[Entries with figure data]
################

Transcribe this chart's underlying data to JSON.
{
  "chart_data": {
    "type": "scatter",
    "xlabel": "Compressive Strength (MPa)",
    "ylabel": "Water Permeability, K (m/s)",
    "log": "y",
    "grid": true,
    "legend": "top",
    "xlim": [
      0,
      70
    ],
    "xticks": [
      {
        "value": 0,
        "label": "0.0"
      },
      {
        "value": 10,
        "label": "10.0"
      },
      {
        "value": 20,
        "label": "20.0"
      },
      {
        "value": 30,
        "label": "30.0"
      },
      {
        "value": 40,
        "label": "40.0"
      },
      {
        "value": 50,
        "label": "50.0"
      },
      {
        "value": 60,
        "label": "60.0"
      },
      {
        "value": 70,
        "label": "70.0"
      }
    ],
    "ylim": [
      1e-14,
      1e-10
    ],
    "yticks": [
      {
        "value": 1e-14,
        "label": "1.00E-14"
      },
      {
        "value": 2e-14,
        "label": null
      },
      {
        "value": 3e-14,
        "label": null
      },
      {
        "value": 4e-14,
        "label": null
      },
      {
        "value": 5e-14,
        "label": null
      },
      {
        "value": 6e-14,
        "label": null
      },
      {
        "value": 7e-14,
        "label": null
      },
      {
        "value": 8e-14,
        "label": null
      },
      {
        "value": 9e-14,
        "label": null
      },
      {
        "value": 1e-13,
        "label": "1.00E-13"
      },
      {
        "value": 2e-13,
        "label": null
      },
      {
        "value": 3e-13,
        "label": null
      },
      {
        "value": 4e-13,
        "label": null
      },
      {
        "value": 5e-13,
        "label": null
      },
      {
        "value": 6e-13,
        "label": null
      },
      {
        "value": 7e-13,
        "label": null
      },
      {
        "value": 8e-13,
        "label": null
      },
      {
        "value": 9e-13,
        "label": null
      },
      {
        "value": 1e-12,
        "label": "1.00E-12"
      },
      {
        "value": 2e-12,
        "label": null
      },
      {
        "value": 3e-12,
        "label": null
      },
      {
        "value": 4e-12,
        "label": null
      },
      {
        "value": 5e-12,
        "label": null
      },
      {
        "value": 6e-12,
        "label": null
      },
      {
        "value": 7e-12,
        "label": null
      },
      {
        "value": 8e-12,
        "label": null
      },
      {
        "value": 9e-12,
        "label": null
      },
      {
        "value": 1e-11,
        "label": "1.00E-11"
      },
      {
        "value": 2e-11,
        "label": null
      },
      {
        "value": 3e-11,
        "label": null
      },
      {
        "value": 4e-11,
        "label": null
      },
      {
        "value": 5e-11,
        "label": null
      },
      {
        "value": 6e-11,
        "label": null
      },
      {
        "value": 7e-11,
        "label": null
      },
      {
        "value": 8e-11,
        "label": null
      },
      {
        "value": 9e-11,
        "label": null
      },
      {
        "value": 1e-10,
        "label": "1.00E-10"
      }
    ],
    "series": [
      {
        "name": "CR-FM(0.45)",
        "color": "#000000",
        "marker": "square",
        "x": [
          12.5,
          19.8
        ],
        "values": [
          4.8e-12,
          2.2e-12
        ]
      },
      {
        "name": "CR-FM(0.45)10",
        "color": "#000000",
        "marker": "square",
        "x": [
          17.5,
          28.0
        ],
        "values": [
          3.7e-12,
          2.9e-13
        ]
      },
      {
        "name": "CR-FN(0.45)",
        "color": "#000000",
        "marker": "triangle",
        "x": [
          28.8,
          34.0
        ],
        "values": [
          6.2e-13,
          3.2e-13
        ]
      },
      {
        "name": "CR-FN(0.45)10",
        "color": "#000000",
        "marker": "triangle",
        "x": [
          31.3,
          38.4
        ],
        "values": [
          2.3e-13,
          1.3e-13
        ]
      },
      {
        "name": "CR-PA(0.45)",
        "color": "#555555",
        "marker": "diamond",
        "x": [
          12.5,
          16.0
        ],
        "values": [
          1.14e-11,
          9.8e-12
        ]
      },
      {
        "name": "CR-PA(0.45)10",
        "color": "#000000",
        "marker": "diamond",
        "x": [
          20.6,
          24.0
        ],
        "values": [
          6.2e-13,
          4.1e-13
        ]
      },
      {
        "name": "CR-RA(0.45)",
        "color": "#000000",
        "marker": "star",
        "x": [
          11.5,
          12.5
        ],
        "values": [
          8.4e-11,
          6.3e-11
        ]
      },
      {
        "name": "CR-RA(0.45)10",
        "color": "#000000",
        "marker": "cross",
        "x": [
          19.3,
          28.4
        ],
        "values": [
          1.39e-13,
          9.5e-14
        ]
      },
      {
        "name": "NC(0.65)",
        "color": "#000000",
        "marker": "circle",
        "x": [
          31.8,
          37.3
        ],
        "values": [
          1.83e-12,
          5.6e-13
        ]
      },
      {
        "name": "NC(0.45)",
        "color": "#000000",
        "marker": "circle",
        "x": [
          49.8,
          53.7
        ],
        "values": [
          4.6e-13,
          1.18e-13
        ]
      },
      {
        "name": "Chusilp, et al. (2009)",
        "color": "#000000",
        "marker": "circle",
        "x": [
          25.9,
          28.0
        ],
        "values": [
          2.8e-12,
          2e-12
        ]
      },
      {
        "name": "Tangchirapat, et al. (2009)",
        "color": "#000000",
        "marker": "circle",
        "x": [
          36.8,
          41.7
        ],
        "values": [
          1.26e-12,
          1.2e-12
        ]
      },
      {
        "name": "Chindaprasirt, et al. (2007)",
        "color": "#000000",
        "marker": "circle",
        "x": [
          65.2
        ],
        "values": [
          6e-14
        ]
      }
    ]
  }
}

################

▶ _WHAT IS REQUIRED_
Copy out the full material exactly as it appears.

▶ _WRITTEN ANSWER_
Transcribe this chart's underlying data to JSON.
{
  "chart_data": {
    "type": "scatter",
    "xlabel": "Compressive Strength (MPa)",
    "ylabel": "Water Permeability, K (m/s)",
    "log": "y",
    "grid": true,
    "legend": "top",
    "xlim": [
      0,
      70
    ],
    "xticks": [
      {
        "value": 0,
        "label": "0.0"
      },
      {
        "value": 10,
        "label": "10.0"
      },
      {
        "value": 20,
        "label": "20.0"
      },
      {
        "value": 30,
        "label": "30.0"
      },
      {
        "value": 40,
        "label": "40.0"
      },
      {
        "value": 50,
        "label": "50.0"
      },
      {
        "value": 60,
        "label": "60.0"
      },
      {
        "value": 70,
        "label": "70.0"
      }
    ],
    "ylim": [
      1e-14,
      1e-10
    ],
    "yticks": [
      {
        "value": 1e-14,
        "label": "1.00E-14"
      },
      {
        "value": 2e-14,
        "label": null
      },
      {
        "value": 3e-14,
        "label": null
      },
      {
        "value": 4e-14,
        "label": null
      },
      {
        "value": 5e-14,
        "label": null
      },
      {
        "value": 6e-14,
        "label": null
      },
      {
        "value": 7e-14,
        "label": null
      },
      {
        "value": 8e-14,
        "label": null
      },
      {
        "value": 9e-14,
        "label": null
      },
      {
        "value": 1e-13,
        "label": "1.00E-13"
      },
      {
        "value": 2e-13,
        "label": null
      },
      {
        "value": 3e-13,
        "label": null
      },
      {
        "value": 4e-13,
        "label": null
      },
      {
        "value": 5e-13,
        "label": null
      },
      {
        "value": 6e-13,
        "label": null
      },
      {
        "value": 7e-13,
        "label": null
      },
      {
        "value": 8e-13,
        "label": null
      },
      {
        "value": 9e-13,
        "label": null
      },
      {
        "value": 1e-12,
        "label": "1.00E-12"
      },
      {
        "value": 2e-12,
        "label": null
      },
      {
        "value": 3e-12,
        "label": null
      },
      {
        "value": 4e-12,
        "label": null
      },
      {
        "value": 5e-12,
        "label": null
      },
      {
        "value": 6e-12,
        "label": null
      },
      {
        "value": 7e-12,
        "label": null
      },
      {
        "value": 8e-12,
        "label": null
      },
      {
        "value": 9e-12,
        "label": null
      },
      {
        "value": 1e-11,
        "label": "1.00E-11"
      },
      {
        "value": 2e-11,
        "label": null
      },
      {
        "value": 3e-11,
        "label": null
      },
      {
        "value": 4e-11,
        "label": null
      },
      {
        "value": 5e-11,
        "label": null
      },
      {
        "value": 6e-11,
        "label": null
      },
      {
        "value": 7e-11,
        "label": null
      },
      {
        "value": 8e-11,
        "label": null
      },
      {
        "value": 9e-11,
        "label": null
      },
      {
        "value": 1e-10,
        "label": "1.00E-10"
      }
    ],
    "series": [
      {
        "name": "CR-FM(0.45)",
        "color": "#000000",
        "marker": "square",
        "x": [
          12.5,
          19.8
        ],
        "values": [
          4.8e-12,
          2.2e-12
        ]
      },
      {
        "name": "CR-FM(0.45)10",
        "color": "#000000",
        "marker": "square",
        "x": [
          17.5,
          28.0
        ],
        "values": [
          3.7e-12,
          2.9e-13
        ]
      },
      {
        "name": "CR-FN(0.45)",
        "color": "#000000",
        "marker": "triangle",
        "x": [
          28.8,
          34.0
        ],
        "values": [
          6.2e-13,
          3.2e-13
        ]
      },
      {
        "name": "CR-FN(0.45)10",
        "color": "#000000",
        "marker": "triangle",
        "x": [
          31.3,
          38.4
        ],
        "values": [
          2.3e-13,
          1.3e-13
        ]
      },
      {
        "name": "CR-PA(0.45)",
        "color": "#555555",
        "marker": "diamond",
        "x": [
          12.5,
          16.0
        ],
        "values": [
          1.14e-11,
          9.8e-12
        ]
      },
      {
        "name": "CR-PA(0.45)10",
        "color": "#000000",
        "marker": "diamond",
        "x": [
          20.6,
          24.0
        ],
        "values": [
          6.2e-13,
          4.1e-13
        ]
      },
      {
        "name": "CR-RA(0.45)",
        "color": "#000000",
        "marker": "star",
        "x": [
          11.5,
          12.5
        ],
        "values": [
          8.4e-11,
          6.3e-11
        ]
      },
      {
        "name": "CR-RA(0.45)10",
        "color": "#000000",
        "marker": "cross",
        "x": [
          19.3,
          28.4
        ],
        "values": [
          1.39e-13,
          9.5e-14
        ]
      },
      {
        "name": "NC(0.65)",
        "color": "#000000",
        "marker": "circle",
        "x": [
          31.8,
          37.3
        ],
        "values": [
          1.83e-12,
          5.6e-13
        ]
      },
      {
        "name": "NC(0.45)",
        "color": "#000000",
        "marker": "circle",
        "x": [
          49.8,
          53.7
        ],
        "values": [
          4.6e-13,
          1.18e-13
        ]
      },
      {
        "name": "Chusilp, et al. (2009)",
        "color": "#000000",
        "marker": "circle",
        "x": [
          25.9,
          28.0
        ],
        "values": [
          2.8e-12,
          2e-12
        ]
      },
      {
        "name": "Tangchirapat, et al. (2009)",
        "color": "#000000",
        "marker": "circle",
        "x": [
          36.8,
          41.7
        ],
        "values": [
          1.26e-12,
          1.2e-12
        ]
      },
      {
        "name": "Chindaprasirt, et al. (2007)",
        "color": "#000000",
        "marker": "circle",
        "x": [
          65.2
        ],
        "values": [
          6e-14
        ]
      }
    ]
  }
}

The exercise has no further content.